TASK TO COMPLETE: Every entry must be given again exactly.

DATA SUPPLIED:
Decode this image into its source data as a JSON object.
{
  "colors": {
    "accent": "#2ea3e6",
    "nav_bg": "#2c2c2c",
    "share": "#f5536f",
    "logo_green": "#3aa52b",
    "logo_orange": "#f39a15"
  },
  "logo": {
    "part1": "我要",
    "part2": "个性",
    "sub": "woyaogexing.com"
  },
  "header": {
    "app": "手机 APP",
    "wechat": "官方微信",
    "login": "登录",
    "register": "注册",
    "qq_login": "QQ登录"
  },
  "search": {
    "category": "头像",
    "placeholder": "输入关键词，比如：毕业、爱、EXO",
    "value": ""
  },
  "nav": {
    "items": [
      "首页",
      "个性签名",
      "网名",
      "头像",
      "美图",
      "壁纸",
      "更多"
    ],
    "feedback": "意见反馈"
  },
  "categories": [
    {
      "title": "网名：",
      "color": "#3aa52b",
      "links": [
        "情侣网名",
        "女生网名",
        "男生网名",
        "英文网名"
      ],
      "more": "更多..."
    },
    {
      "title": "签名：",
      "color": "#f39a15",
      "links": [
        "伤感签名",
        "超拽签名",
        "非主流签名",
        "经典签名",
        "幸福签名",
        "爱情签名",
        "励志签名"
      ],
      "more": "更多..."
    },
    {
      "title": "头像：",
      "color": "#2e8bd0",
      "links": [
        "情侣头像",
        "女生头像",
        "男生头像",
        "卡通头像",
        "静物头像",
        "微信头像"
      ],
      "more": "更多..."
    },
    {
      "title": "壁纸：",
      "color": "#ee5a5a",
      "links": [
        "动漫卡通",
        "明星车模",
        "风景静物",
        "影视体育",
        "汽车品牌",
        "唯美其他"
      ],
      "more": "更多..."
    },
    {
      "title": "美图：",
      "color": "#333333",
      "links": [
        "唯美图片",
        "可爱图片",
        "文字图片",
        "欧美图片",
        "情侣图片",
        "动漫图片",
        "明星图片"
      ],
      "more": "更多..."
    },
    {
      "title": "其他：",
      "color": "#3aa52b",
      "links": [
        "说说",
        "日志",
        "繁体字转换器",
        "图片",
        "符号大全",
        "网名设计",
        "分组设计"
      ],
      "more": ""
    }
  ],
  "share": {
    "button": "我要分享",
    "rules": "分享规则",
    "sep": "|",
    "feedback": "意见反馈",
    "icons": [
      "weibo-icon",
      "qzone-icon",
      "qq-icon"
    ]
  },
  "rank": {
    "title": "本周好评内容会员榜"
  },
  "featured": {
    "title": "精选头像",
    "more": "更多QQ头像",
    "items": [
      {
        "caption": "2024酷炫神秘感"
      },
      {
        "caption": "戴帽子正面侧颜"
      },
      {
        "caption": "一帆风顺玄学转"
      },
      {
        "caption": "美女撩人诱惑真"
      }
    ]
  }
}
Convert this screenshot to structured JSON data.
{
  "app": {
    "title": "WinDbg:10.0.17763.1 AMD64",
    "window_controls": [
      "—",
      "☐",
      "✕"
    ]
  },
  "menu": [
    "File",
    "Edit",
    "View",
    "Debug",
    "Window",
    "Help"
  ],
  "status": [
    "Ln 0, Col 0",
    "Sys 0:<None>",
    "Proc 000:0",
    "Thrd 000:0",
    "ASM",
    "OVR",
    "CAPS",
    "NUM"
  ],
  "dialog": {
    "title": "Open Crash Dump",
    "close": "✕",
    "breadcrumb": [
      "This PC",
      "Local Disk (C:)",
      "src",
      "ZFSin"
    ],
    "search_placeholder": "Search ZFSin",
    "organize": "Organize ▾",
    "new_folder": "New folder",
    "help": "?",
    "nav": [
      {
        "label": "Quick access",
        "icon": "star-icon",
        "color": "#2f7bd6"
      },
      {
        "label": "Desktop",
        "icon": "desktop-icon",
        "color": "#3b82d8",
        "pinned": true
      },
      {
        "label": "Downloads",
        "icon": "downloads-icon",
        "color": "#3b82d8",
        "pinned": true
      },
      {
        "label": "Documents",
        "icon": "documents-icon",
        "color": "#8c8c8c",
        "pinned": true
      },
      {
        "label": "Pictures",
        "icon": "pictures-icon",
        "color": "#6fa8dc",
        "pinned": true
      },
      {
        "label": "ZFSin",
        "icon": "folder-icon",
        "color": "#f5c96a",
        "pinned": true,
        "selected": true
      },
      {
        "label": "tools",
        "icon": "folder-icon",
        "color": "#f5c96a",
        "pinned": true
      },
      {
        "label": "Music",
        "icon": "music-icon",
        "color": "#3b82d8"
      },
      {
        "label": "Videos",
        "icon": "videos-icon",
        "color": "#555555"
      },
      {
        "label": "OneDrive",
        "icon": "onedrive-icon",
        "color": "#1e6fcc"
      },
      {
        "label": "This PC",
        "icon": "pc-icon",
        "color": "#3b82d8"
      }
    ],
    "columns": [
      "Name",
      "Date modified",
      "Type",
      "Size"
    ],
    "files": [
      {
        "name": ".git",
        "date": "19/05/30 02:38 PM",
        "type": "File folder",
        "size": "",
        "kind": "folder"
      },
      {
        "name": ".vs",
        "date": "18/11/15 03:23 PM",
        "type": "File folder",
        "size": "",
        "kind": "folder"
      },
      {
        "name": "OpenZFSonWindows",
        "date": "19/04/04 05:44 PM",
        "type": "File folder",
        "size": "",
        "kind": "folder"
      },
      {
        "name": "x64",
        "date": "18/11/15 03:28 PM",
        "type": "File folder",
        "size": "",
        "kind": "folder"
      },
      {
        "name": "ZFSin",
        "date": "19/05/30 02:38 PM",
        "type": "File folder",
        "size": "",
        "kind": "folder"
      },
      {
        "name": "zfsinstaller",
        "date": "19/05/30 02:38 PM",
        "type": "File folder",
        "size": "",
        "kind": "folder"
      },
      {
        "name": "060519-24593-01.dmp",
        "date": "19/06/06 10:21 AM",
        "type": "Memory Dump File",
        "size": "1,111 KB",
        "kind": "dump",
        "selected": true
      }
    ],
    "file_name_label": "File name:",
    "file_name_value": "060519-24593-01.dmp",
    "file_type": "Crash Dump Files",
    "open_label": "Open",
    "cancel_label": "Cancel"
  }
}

COMPLETED EXERCISE:
Decode this image into its source data as a JSON object.
{
  "colors": {
    "accent": "#2ea3e6",
    "nav_bg": "#2c2c2c",
    "share": "#f5536f",
    "logo_green": "#3aa52b",
    "logo_orange": "#f39a15"
  },
  "logo": {
    "part1": "我要",
    "part2": "个性",
    "sub": "woyaogexing.com"
  },
  "header": {
    "app": "手机 APP",
    "wechat": "官方微信",
    "login": "登录",
    "register": "注册",
    "qq_login": "QQ登录"
  },
  "search": {
    "category": "头像",
    "placeholder": "输入关键词，比如：毕业、爱、EXO",
    "value": ""
  },
  "nav": {
    "items": [
      "首页",
      "个性签名",
      "网名",
      "头像",
      "美图",
      "壁纸",
      "更多"
    ],
    "feedback": "意见反馈"
  },
  "categories": [
    {
      "title": "网名：",
      "color": "#3aa52b",
      "links": [
        "情侣网名",
        "女生网名",
        "男生网名",
        "英文网名"
      ],
      "more": "更多..."
    },
    {
      "title": "签名：",
      "color": "#f39a15",
      "links": [
        "伤感签名",
        "超拽签名",
        "非主流签名",
        "经典签名",
        "幸福签名",
        "爱情签名",
        "励志签名"
      ],
      "more": "更多..."
    },
    {
      "title": "头像：",
      "color": "#2e8bd0",
      "links": [
        "情侣头像",
        "女生头像",
        "男生头像",
        "卡通头像",
        "静物头像",
        "微信头像"
      ],
      "more": "更多..."
    },
    {
      "title": "壁纸：",
      "color": "#ee5a5a",
      "links": [
        "动漫卡通",
        "明星车模",
        "风景静物",
        "影视体育",
        "汽车品牌",
        "唯美其他"
      ],
      "more": "更多..."
    },
    {
      "title": "美图：",
      "color": "#333333",
      "links": [
        "唯美图片",
        "可爱图片",
        "文字图片",
        "欧美图片",
        "情侣图片",
        "动漫图片",
        "明星图片"
      ],
      "more": "更多..."
    },
    {
      "title": "其他：",
      "color": "#3aa52b",
      "links": [
        "说说",
        "日志",
        "繁体字转换器",
        "图片",
        "符号大全",
        "网名设计",
        "分组设计"
      ],
      "more": ""
    }
  ],
  "share": {
    "button": "我要分享",
    "rules": "分享规则",
    "sep": "|",
    "feedback": "意见反馈",
    "icons": [
      "weibo-icon",
      "qzone-icon",
      "qq-icon"
    ]
  },
  "rank": {
    "title": "本周好评内容会员榜"
  },
  "featured": {
    "title": "精选头像",
    "more": "更多QQ头像",
    "items": [
      {
        "caption": "2024酷炫神秘感"
      },
      {
        "caption": "戴帽子正面侧颜"
      },
      {
        "caption": "一帆风顺玄学转"
      },
      {
        "caption": "美女撩人诱惑真"
      }
    ]
  }
}
Convert this screenshot to structured JSON data.
{
  "app": {
    "title": "WinDbg:10.0.17763.1 AMD64",
    "window_controls": [
      "—",
      "☐",
      "✕"
    ]
  },
  "menu": [
    "File",
    "Edit",
    "View",
    "Debug",
    "Window",
    "Help"
  ],
  "status": [
    "Ln 0, Col 0",
    "Sys 0:<None>",
    "Proc 000:0",
    "Thrd 000:0",
    "ASM",
    "OVR",
    "CAPS",
    "NUM"
  ],
  "dialog": {
    "title": "Open Crash Dump",
    "close": "✕",
    "breadcrumb": [
      "This PC",
      "Local Disk (C:)",
      "src",
      "ZFSin"
    ],
    "search_placeholder": "Search ZFSin",
    "organize": "Organize ▾",
    "new_folder": "New folder",
    "help": "?",
    "nav": [
      {
        "label": "Quick access",
        "icon": "star-icon",
        "color": "#2f7bd6"
      },
      {
        "label": "Desktop",
        "icon": "desktop-icon",
        "color": "#3b82d8",
        "pinned": true
      },
      {
        "label": "Downloads",
        "icon": "downloads-icon",
        "color": "#3b82d8",
        "pinned": true
      },
      {
        "label": "Documents",
        "icon": "documents-icon",
        "color": "#8c8c8c",
        "pinned": true
      },
      {
        "label": "Pictures",
        "icon": "pictures-icon",
        "color": "#6fa8dc",
        "pinned": true
      },
      {
        "label": "ZFSin",
        "icon": "folder-icon",
        "color": "#f5c96a",
        "pinned": true,
        "selected": true
      },
      {
        "label": "tools",
        "icon": "folder-icon",
        "color": "#f5c96a",
        "pinned": true
      },
      {
        "label": "Music",
        "icon": "music-icon",
        "color": "#3b82d8"
      },
      {
        "label": "Videos",
        "icon": "videos-icon",
        "color": "#555555"
      },
      {
        "label": "OneDrive",
        "icon": "onedrive-icon",
        "color": "#1e6fcc"
      },
      {
        "label": "This PC",
        "icon": "pc-icon",
        "color": "#3b82d8"
      }
    ],
    "columns": [
      "Name",
      "Date modified",
      "Type",
      "Size"
    ],
    "files": [
      {
        "name": ".git",
        "date": "19/05/30 02:38 PM",
        "type": "File folder",
        "size": "",
        "kind": "folder"
      },
      {
        "name": ".vs",
        "date": "18/11/15 03:23 PM",
        "type": "File folder",
        "size": "",
        "kind": "folder"
      },
      {
        "name": "OpenZFSonWindows",
        "date": "19/04/04 05:44 PM",
        "type": "File folder",
        "size": "",
        "kind": "folder"
      },
      {
        "name": "x64",
        "date": "18/11/15 03:28 PM",
        "type": "File folder",
        "size": "",
        "kind": "folder"
      },
      {
        "name": "ZFSin",
        "date": "19/05/30 02:38 PM",
        "type": "File folder",
        "size": "",
        "kind": "folder"
      },
      {
        "name": "zfsinstaller",
        "date": "19/05/30 02:38 PM",
        "type": "File folder",
        "size": "",
        "kind": "folder"
      },
      {
        "name": "060519-24593-01.dmp",
        "date": "19/06/06 10:21 AM",
        "type": "Memory Dump File",
        "size": "1,111 KB",
        "kind": "dump",
        "selected": true
      }
    ],
    "file_name_label": "File name:",
    "file_name_value": "060519-24593-01.dmp",
    "file_type": "Crash Dump Files",
    "open_label": "Open",
    "cancel_label": "Cancel"
  }
}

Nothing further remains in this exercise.